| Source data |

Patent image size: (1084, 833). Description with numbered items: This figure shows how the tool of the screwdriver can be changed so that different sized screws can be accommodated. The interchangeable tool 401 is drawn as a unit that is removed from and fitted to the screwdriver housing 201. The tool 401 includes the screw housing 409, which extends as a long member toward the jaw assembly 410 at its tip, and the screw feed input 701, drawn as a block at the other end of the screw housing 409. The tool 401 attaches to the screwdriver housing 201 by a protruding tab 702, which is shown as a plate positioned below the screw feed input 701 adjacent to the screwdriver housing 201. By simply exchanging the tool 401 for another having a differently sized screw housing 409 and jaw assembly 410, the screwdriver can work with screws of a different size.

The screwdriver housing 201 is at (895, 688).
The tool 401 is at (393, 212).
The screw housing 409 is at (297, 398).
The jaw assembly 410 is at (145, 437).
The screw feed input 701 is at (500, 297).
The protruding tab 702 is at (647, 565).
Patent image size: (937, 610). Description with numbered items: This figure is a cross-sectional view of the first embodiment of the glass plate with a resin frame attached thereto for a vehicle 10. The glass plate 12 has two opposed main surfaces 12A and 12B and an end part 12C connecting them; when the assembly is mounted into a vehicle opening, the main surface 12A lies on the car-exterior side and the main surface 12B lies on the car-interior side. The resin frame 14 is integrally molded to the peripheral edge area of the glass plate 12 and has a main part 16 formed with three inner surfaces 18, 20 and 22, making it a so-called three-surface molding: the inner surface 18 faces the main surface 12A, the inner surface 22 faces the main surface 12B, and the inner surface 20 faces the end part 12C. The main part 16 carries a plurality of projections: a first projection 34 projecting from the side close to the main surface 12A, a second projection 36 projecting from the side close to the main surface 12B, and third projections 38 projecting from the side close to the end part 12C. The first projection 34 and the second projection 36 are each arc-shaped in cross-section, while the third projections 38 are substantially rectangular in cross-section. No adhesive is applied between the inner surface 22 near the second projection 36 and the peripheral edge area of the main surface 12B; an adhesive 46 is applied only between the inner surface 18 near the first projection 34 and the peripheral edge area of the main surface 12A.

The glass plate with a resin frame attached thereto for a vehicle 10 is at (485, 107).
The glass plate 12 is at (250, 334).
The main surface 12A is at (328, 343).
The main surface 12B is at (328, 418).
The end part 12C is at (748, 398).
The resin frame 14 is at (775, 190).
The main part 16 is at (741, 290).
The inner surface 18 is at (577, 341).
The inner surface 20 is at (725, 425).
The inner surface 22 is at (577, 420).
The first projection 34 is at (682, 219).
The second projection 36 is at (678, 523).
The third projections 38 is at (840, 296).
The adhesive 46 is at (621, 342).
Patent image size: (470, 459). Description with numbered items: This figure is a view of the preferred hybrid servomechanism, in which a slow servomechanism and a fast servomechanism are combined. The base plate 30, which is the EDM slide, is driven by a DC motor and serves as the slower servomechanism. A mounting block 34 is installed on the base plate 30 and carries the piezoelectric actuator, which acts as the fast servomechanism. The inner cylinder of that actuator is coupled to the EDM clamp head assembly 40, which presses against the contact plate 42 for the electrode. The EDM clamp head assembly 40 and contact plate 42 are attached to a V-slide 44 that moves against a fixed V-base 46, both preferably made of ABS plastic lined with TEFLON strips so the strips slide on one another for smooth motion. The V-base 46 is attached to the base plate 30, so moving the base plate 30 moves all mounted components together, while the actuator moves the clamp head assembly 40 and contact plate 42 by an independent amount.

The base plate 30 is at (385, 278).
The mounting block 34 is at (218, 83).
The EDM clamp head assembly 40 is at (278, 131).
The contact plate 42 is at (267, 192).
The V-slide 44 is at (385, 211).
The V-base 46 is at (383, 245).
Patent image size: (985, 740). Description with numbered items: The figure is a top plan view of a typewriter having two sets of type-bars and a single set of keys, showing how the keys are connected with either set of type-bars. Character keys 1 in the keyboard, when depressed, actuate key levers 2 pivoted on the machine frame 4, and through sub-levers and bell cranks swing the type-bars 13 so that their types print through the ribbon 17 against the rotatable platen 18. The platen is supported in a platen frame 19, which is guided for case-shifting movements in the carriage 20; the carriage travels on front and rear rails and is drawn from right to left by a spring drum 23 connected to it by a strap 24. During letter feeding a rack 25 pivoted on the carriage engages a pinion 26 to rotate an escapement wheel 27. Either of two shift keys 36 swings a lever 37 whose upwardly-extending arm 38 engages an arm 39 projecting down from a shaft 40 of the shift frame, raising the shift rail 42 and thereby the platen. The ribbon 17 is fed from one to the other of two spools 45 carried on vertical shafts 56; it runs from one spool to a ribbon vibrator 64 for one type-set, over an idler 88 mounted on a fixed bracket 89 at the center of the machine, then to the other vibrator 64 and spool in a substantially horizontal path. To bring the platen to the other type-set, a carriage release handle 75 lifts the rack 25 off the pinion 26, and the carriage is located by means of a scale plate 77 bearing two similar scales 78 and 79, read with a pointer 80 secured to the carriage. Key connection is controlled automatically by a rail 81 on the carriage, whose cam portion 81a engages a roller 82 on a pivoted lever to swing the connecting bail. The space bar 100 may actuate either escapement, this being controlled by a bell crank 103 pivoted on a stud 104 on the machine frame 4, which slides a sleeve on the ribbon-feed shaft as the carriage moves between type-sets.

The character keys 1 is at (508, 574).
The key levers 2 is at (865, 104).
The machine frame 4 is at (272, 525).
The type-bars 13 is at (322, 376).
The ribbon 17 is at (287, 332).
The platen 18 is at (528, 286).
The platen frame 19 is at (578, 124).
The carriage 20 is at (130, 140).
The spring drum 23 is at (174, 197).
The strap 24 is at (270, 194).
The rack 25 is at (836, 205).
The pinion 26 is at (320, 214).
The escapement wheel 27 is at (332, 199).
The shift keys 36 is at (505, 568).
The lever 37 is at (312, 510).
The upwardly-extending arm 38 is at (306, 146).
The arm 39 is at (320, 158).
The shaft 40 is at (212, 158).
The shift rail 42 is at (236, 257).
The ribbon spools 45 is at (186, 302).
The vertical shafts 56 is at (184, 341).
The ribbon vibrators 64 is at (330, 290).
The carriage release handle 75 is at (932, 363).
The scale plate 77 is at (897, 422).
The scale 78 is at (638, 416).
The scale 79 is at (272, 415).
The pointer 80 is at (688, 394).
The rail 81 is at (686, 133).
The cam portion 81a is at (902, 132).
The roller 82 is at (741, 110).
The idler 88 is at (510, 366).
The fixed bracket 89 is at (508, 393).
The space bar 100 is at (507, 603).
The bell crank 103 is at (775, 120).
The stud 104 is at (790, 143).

| Goal of the exercise |
In the material, replace "typewriter" with "typing machine" from the line with "Patent image size: (985, 740)." up to and including the line with "The carriage 20 is at (130, 140).". Leave everything else unchanged.

| Result of this task |
Patent image size: (985, 740). Description with numbered items: The figure is a top plan view of a typing machine having two sets of type-bars and a single set of keys, showing how the keys are connected with either set of type-bars. Character keys 1 in the keyboard, when depressed, actuate key levers 2 pivoted on the machine frame 4, and through sub-levers and bell cranks swing the type-bars 13 so that their types print through the ribbon 17 against the rotatable platen 18. The platen is supported in a platen frame 19, which is guided for case-shifting movements in the carriage 20; the carriage travels on front and rear rails and is drawn from right to left by a spring drum 23 connected to it by a strap 24. During letter feeding a rack 25 pivoted on the carriage engages a pinion 26 to rotate an escapement wheel 27. Either of two shift keys 36 swings a lever 37 whose upwardly-extending arm 38 engages an arm 39 projecting down from a shaft 40 of the shift frame, raising the shift rail 42 and thereby the platen. The ribbon 17 is fed from one to the other of two spools 45 carried on vertical shafts 56; it runs from one spool to a ribbon vibrator 64 for one type-set, over an idler 88 mounted on a fixed bracket 89 at the center of the machine, then to the other vibrator 64 and spool in a substantially horizontal path. To bring the platen to the other type-set, a carriage release handle 75 lifts the rack 25 off the pinion 26, and the carriage is located by means of a scale plate 77 bearing two similar scales 78 and 79, read with a pointer 80 secured to the carriage. Key connection is controlled automatically by a rail 81 on the carriage, whose cam portion 81a engages a roller 82 on a pivoted lever to swing the connecting bail. The space bar 100 may actuate either escapement, this being controlled by a bell crank 103 pivoted on a stud 104 on the machine frame 4, which slides a sleeve on the ribbon-feed shaft as the carriage moves between type-sets.

The character keys 1 is at (508, 574).
The key levers 2 is at (865, 104).
The machine frame 4 is at (272, 525).
The type-bars 13 is at (322, 376).
The ribbon 17 is at (287, 332).
The platen 18 is at (528, 286).
The platen frame 19 is at (578, 124).
The carriage 20 is at (130, 140).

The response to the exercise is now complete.